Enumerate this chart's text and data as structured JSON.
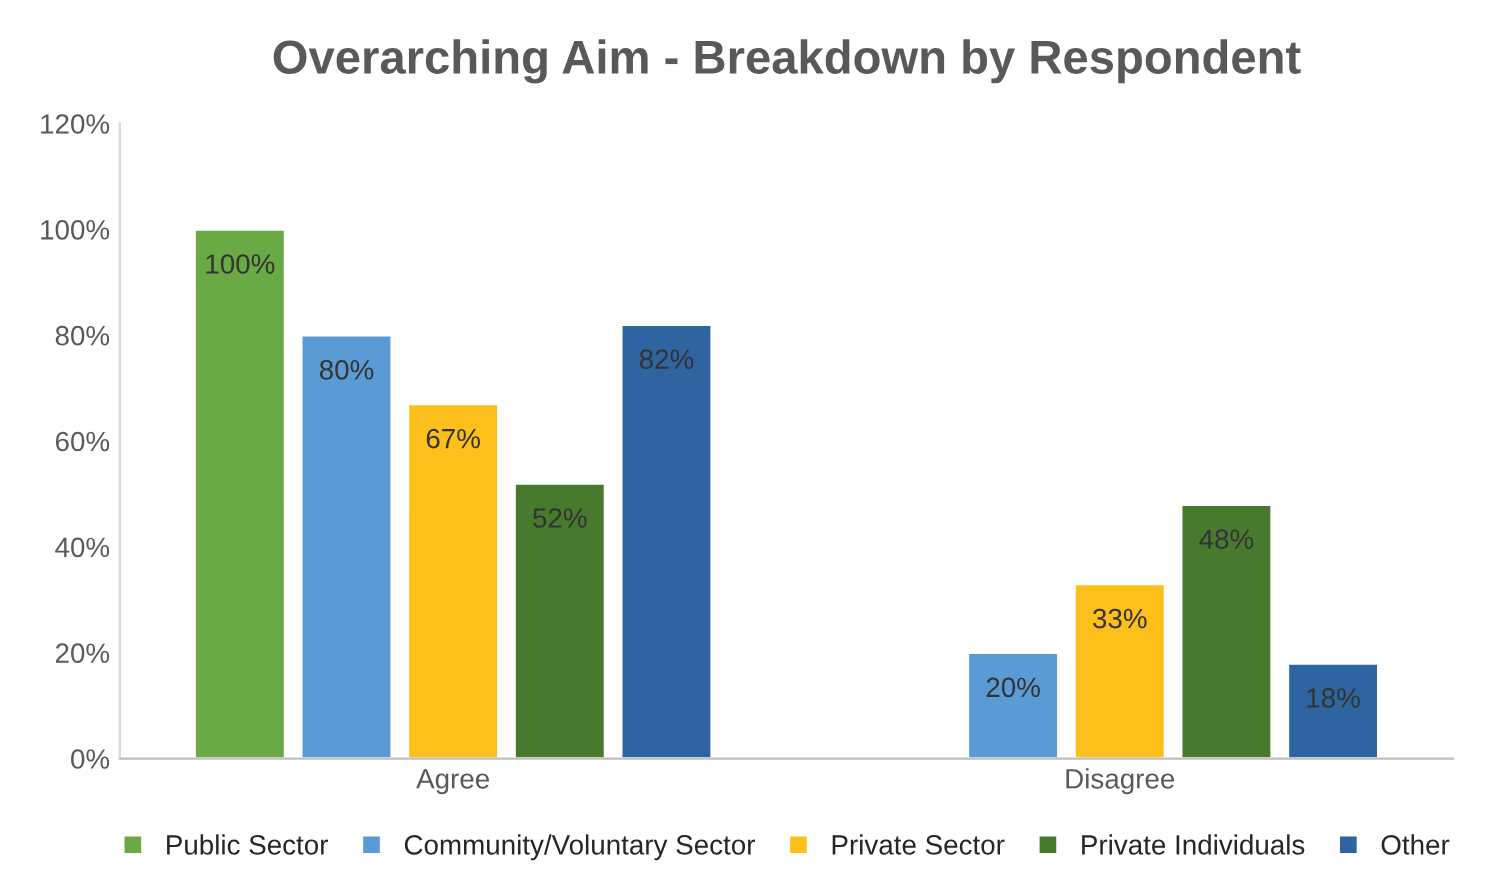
{
  "chart_data": {
    "type": "bar",
    "title": "Overarching Aim - Breakdown by Respondent",
    "categories": [
      "Agree",
      "Disagree"
    ],
    "series": [
      {
        "name": "Public Sector",
        "color": "#6aaa45",
        "values": [
          100,
          null
        ],
        "value_labels": [
          "100%",
          null
        ]
      },
      {
        "name": "Community/Voluntary Sector",
        "color": "#5b9bd5",
        "values": [
          80,
          20
        ],
        "value_labels": [
          "80%",
          "20%"
        ]
      },
      {
        "name": "Private Sector",
        "color": "#fdbf1a",
        "values": [
          67,
          33
        ],
        "value_labels": [
          "67%",
          "33%"
        ]
      },
      {
        "name": "Private Individuals",
        "color": "#487a2d",
        "values": [
          52,
          48
        ],
        "value_labels": [
          "52%",
          "48%"
        ]
      },
      {
        "name": "Other",
        "color": "#2e64a0",
        "values": [
          82,
          18
        ],
        "value_labels": [
          "82%",
          "18%"
        ]
      }
    ],
    "ylim": [
      0,
      120
    ],
    "yticks": [
      {
        "value": 0,
        "label": "0%"
      },
      {
        "value": 20,
        "label": "20%"
      },
      {
        "value": 40,
        "label": "40%"
      },
      {
        "value": 60,
        "label": "60%"
      },
      {
        "value": 80,
        "label": "80%"
      },
      {
        "value": 100,
        "label": "100%"
      },
      {
        "value": 120,
        "label": "120%"
      }
    ],
    "legend": "bottom",
    "grid": false
  }
}
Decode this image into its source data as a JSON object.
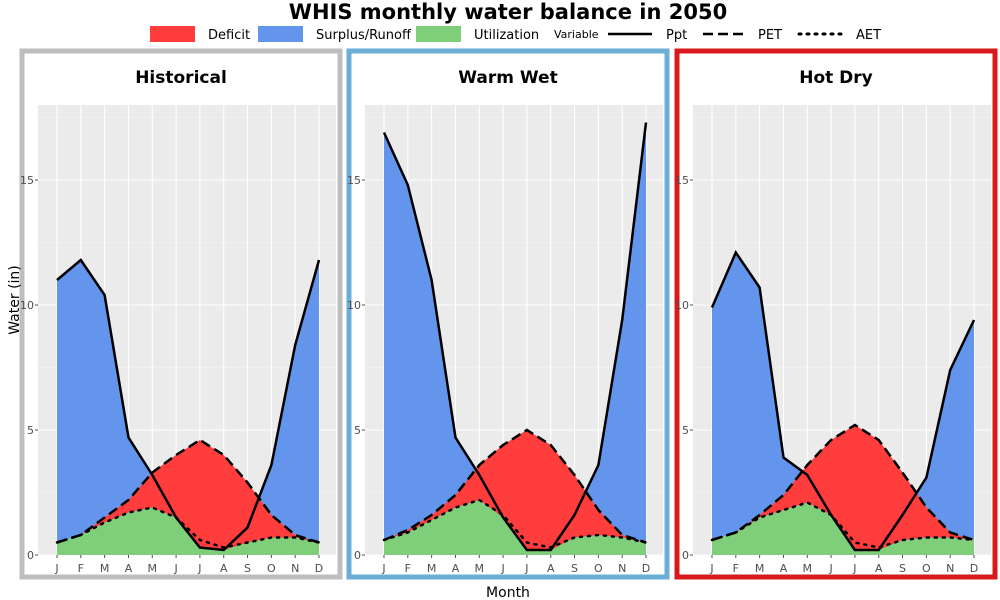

Problem details >> Return all of the entries exactly as written, but drop any pictures they hold.

Reply to the exercise >>
Enumerate this chart's text and data as structured JSON.
{
  "chart_data": {
    "type": "bar",
    "title": "Overarching Aim - Breakdown by Respondent",
    "categories": [
      "Agree",
      "Disagree"
    ],
    "series": [
      {
        "name": "Public Sector",
        "color": "#6aaa45",
        "values": [
          100,
          null
        ],
        "value_labels": [
          "100%",
          null
        ]
      },
      {
        "name": "Community/Voluntary Sector",
        "color": "#5b9bd5",
        "values": [
          80,
          20
        ],
        "value_labels": [
          "80%",
          "20%"
        ]
      },
      {
        "name": "Private Sector",
        "color": "#fdbf1a",
        "values": [
          67,
          33
        ],
        "value_labels": [
          "67%",
          "33%"
        ]
      },
      {
        "name": "Private Individuals",
        "color": "#487a2d",
        "values": [
          52,
          48
        ],
        "value_labels": [
          "52%",
          "48%"
        ]
      },
      {
        "name": "Other",
        "color": "#2e64a0",
        "values": [
          82,
          18
        ],
        "value_labels": [
          "82%",
          "18%"
        ]
      }
    ],
    "ylim": [
      0,
      120
    ],
    "yticks": [
      {
        "value": 0,
        "label": "0%"
      },
      {
        "value": 20,
        "label": "20%"
      },
      {
        "value": 40,
        "label": "40%"
      },
      {
        "value": 60,
        "label": "60%"
      },
      {
        "value": 80,
        "label": "80%"
      },
      {
        "value": 100,
        "label": "100%"
      },
      {
        "value": 120,
        "label": "120%"
      }
    ],
    "legend": "bottom",
    "grid": false
  }
}
Decode this image into its source data as a JSON object.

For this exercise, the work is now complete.